• Stored rows
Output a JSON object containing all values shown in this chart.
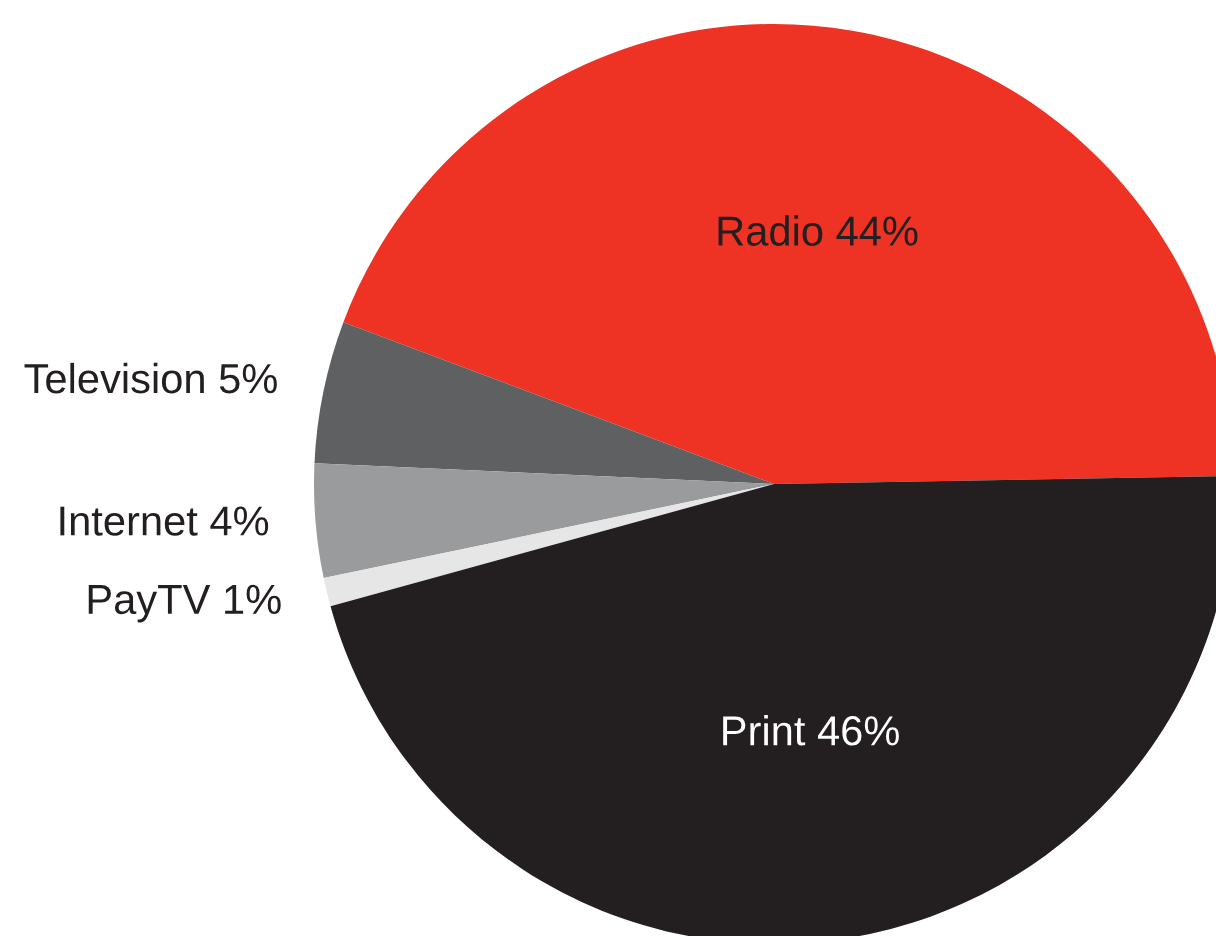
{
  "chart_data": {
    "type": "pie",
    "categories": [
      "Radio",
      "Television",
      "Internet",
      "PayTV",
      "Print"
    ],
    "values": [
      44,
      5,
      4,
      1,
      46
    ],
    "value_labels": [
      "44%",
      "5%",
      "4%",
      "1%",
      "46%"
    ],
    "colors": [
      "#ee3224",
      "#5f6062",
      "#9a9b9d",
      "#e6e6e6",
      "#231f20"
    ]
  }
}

• Instructions to follow
Search the lines for "values". Copy each line that has it.

• Result of this exercise
Output a JSON object containing all values shown in this chart.
    "values": [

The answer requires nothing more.